Directions →
From the listing below, extract each line containing the string "одного".

Listing →
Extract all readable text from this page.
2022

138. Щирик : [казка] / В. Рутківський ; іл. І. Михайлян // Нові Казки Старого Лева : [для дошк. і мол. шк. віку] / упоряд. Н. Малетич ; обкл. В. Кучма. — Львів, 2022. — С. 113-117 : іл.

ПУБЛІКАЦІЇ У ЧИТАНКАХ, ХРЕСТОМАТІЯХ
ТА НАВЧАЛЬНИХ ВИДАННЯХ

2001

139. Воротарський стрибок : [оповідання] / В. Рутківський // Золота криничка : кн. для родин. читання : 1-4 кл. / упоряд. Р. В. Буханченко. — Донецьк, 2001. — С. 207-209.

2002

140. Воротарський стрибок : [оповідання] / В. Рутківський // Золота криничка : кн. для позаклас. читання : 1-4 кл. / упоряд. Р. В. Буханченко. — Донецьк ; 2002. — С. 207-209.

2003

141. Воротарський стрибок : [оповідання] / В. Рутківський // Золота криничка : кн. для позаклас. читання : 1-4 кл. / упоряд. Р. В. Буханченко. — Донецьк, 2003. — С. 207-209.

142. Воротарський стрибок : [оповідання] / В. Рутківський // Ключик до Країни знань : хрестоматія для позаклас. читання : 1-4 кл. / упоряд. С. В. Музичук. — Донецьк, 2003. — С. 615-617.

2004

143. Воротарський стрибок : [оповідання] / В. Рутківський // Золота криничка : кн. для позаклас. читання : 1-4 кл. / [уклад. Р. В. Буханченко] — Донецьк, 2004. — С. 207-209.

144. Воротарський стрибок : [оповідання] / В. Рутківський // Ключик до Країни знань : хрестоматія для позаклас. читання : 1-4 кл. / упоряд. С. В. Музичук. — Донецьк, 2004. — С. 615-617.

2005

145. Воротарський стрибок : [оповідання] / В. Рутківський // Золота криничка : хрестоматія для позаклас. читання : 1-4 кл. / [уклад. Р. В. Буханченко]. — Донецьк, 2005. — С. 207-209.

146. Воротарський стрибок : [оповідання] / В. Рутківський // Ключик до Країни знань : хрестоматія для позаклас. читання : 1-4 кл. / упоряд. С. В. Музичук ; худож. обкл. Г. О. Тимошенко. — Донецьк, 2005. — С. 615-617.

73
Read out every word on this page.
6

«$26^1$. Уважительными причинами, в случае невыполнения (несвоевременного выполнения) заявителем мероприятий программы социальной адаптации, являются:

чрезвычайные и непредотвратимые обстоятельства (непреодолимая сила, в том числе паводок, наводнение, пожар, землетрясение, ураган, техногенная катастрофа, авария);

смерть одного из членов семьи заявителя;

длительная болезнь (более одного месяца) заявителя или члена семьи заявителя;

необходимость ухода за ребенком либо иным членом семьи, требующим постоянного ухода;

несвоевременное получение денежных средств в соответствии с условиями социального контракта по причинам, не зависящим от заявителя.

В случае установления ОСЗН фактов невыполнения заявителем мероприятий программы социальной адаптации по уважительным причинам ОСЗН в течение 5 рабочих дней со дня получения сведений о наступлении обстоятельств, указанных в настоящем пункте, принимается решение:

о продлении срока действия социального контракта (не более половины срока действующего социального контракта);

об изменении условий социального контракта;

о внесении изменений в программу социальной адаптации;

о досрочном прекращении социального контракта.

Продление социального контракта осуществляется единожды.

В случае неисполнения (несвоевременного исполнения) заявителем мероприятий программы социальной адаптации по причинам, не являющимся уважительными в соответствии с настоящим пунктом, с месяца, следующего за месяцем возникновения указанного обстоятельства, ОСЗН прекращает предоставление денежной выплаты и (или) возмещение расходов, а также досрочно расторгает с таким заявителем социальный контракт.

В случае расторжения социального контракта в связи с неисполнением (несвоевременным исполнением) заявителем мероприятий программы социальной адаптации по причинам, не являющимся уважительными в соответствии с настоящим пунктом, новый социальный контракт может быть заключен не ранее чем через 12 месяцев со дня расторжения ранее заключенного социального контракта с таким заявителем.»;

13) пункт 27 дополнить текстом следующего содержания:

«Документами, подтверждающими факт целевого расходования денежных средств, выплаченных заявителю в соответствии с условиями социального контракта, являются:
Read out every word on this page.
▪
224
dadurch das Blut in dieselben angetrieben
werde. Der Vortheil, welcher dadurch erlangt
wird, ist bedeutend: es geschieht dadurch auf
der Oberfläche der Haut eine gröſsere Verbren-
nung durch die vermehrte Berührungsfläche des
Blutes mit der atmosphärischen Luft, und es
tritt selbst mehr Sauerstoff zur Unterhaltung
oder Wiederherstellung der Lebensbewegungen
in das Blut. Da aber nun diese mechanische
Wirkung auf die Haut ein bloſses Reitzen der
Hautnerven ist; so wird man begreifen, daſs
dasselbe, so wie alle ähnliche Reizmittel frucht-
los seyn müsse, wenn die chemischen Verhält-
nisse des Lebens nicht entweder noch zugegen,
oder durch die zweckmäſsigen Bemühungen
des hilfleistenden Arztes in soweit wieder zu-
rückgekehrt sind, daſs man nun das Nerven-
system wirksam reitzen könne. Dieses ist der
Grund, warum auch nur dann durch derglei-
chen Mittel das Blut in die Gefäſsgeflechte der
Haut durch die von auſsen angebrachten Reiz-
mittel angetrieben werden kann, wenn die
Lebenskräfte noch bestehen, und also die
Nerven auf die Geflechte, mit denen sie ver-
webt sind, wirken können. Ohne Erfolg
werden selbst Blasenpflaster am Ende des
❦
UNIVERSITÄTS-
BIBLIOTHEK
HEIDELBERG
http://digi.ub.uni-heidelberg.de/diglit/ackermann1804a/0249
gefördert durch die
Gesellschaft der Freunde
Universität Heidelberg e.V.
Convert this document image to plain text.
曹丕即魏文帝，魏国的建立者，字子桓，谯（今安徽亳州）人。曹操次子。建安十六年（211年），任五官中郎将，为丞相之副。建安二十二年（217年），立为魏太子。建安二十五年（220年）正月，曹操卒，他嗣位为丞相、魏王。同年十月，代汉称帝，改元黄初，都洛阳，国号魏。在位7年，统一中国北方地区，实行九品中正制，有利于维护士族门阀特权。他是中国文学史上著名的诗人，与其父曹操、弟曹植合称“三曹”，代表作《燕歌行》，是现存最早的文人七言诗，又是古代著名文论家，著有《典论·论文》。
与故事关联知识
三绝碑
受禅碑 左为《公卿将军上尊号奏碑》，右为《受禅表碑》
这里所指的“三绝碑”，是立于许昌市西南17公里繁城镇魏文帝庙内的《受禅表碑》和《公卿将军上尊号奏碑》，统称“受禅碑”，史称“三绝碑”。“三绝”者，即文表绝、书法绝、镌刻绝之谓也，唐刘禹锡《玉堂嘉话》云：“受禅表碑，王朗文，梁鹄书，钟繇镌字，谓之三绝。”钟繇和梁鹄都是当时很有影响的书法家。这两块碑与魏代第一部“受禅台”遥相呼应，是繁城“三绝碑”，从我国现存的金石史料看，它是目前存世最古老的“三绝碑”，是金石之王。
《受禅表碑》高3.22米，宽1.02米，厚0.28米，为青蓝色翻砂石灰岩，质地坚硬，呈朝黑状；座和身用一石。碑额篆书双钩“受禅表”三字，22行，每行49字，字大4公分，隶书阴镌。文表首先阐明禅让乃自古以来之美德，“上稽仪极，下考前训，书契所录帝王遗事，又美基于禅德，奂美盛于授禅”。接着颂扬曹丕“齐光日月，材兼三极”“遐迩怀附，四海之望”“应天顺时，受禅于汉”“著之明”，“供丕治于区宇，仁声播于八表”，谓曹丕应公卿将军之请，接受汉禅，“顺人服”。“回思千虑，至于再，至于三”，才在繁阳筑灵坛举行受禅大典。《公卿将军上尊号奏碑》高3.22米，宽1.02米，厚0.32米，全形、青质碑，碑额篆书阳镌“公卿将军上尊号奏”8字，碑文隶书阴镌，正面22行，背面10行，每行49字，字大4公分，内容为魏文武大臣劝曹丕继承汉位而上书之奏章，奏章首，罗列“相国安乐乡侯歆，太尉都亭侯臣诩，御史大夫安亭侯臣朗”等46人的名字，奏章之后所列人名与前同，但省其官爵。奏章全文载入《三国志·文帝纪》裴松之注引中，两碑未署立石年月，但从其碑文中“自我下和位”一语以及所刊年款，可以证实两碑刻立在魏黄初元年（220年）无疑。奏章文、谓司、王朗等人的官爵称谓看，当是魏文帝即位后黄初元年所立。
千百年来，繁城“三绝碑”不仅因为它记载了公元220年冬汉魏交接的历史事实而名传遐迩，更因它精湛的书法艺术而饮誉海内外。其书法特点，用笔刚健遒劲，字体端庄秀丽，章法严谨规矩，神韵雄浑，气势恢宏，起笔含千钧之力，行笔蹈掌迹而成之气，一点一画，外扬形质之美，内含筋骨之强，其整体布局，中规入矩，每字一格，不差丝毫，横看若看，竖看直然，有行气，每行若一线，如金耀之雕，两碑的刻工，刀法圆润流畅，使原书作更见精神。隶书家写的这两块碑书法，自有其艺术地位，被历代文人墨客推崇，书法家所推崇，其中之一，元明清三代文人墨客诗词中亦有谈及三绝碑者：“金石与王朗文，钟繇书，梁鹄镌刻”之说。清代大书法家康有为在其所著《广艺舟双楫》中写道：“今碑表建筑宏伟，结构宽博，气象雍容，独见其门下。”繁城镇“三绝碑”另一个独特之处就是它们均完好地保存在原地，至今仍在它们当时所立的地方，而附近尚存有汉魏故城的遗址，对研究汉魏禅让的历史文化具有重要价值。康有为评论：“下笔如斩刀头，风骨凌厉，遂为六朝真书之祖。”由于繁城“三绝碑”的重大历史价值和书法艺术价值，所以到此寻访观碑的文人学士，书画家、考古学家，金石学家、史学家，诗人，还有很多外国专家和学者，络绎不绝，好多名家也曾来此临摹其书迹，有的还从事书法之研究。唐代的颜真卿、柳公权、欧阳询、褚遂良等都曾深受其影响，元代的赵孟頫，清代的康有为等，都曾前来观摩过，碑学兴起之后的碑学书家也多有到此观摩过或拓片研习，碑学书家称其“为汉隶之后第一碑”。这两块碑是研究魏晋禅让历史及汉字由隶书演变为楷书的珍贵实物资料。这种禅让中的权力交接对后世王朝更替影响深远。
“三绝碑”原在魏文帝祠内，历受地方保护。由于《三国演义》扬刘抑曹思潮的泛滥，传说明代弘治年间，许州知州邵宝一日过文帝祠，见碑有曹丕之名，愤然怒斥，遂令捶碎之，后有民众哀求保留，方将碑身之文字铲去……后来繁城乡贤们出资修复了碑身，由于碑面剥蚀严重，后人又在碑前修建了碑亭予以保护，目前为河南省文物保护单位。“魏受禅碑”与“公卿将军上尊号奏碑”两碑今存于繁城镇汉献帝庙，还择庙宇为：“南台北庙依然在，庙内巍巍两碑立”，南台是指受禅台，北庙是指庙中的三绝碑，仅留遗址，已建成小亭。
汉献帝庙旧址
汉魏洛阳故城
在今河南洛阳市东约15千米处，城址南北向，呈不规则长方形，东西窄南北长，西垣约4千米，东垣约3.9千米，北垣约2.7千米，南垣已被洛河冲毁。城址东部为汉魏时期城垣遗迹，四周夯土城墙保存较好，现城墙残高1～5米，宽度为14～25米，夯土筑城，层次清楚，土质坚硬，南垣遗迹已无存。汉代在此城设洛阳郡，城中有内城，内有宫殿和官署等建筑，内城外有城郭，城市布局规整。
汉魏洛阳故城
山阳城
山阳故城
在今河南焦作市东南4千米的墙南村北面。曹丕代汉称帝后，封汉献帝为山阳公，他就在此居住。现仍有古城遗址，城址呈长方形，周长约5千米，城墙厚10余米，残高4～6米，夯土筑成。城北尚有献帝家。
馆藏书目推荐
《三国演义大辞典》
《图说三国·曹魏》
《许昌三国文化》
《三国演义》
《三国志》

Result of this task →
смерть одного из членов семьи заявителя;
длительная болезнь (более одного месяца) заявителя или члена семьи заявителя;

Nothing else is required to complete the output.